• Data to use:
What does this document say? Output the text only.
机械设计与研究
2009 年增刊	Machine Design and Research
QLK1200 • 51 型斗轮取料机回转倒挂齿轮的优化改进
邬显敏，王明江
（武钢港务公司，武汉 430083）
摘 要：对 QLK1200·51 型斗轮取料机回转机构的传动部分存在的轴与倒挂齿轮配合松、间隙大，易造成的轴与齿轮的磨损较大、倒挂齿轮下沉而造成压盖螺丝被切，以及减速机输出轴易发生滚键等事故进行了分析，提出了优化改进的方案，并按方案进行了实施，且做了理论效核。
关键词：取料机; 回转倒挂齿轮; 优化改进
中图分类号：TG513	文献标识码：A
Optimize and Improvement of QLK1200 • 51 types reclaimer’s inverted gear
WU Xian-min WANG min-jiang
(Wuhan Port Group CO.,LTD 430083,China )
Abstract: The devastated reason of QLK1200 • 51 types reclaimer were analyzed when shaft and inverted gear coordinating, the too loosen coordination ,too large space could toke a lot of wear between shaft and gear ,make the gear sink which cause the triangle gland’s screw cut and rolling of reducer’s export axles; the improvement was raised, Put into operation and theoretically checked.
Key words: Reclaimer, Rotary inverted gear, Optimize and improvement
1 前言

---

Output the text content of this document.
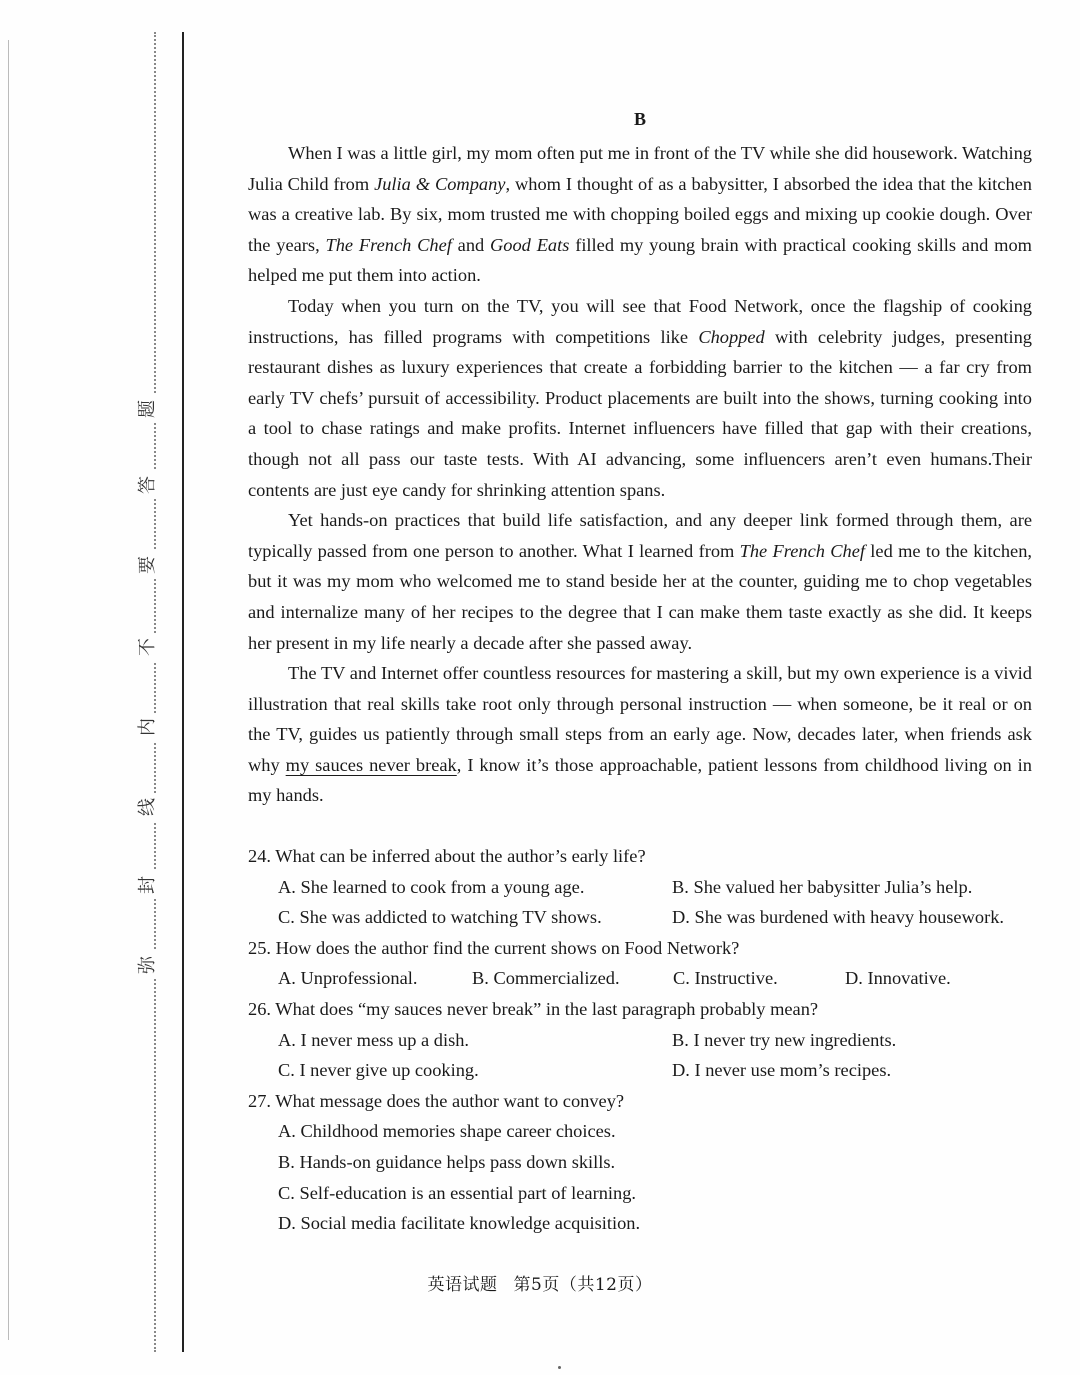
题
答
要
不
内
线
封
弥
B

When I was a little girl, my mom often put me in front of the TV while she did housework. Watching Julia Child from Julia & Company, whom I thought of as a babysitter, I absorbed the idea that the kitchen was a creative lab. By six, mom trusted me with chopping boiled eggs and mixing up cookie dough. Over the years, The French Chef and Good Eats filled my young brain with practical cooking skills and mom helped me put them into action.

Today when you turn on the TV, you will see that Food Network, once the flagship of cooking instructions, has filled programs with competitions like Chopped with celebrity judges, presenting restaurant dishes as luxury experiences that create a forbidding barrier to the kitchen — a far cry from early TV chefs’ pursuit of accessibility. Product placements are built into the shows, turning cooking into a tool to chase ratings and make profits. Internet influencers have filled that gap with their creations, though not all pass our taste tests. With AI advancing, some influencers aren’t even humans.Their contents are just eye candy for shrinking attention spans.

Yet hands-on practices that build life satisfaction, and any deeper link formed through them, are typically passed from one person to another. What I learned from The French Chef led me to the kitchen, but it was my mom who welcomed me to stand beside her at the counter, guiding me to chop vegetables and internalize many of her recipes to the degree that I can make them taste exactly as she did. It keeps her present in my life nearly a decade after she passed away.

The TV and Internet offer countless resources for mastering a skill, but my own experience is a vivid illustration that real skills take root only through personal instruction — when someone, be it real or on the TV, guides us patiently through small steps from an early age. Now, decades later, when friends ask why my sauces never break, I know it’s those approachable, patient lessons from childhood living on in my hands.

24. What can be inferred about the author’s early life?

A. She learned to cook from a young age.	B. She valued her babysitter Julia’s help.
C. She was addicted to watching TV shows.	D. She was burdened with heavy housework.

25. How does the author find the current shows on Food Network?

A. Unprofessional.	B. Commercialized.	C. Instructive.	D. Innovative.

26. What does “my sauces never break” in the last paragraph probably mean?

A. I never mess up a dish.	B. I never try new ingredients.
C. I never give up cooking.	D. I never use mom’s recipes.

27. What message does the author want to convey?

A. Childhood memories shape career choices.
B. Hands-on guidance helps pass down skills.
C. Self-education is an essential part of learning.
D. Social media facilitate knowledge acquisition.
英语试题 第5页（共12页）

...

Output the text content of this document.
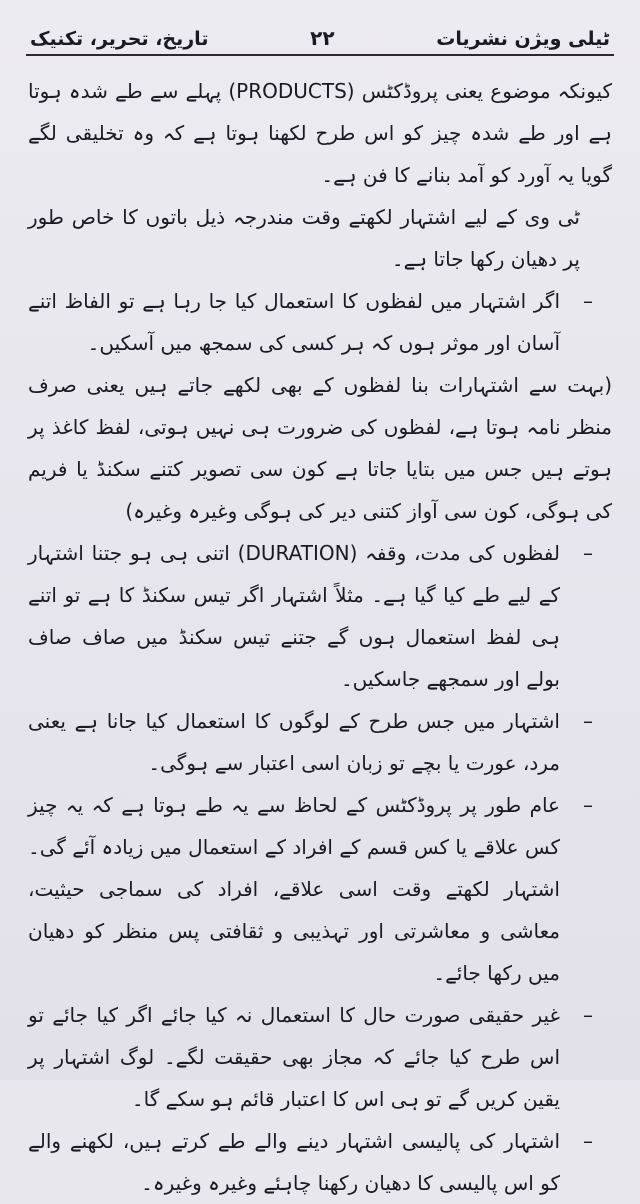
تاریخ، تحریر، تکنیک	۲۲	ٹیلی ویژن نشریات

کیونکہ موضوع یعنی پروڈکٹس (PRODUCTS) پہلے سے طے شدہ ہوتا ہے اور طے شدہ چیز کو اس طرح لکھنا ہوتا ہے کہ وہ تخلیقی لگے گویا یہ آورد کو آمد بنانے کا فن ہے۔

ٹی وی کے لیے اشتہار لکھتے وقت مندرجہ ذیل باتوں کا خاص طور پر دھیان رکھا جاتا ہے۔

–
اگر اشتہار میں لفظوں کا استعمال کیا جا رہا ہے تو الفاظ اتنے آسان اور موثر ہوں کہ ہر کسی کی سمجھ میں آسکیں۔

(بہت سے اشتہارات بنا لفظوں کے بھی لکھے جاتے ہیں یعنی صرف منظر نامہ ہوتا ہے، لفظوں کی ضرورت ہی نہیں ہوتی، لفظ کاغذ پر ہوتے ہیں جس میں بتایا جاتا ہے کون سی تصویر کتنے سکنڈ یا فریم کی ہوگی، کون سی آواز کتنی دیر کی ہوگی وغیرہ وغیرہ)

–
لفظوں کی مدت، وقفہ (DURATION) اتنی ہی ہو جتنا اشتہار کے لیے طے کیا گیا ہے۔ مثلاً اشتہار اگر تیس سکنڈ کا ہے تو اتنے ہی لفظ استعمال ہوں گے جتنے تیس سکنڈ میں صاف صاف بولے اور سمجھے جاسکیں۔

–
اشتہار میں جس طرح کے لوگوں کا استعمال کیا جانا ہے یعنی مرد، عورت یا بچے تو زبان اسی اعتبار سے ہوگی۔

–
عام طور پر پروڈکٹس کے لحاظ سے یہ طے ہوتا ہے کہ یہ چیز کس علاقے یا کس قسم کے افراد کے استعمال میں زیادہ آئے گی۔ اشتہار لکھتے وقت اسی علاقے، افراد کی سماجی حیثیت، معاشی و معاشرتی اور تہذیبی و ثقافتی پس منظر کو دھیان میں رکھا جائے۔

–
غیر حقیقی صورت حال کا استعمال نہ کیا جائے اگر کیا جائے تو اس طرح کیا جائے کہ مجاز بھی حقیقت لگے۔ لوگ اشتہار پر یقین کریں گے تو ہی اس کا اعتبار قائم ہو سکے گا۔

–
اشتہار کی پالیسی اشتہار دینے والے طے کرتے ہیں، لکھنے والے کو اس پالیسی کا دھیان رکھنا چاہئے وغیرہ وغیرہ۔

• The exercise:
All lines that include "رکھا" are to be gathered and copied.

• Finished exercise:
ٹی وی کے لیے اشتہار لکھتے وقت مندرجہ ذیل باتوں کا خاص طور پر دھیان رکھا جاتا ہے۔
عام طور پر پروڈکٹس کے لحاظ سے یہ طے ہوتا ہے کہ یہ چیز کس علاقے یا کس قسم کے افراد کے استعمال میں زیادہ آئے گی۔ اشتہار لکھتے وقت اسی علاقے، افراد کی سماجی حیثیت، معاشی و معاشرتی اور تہذیبی و ثقافتی پس منظر کو دھیان میں رکھا جائے۔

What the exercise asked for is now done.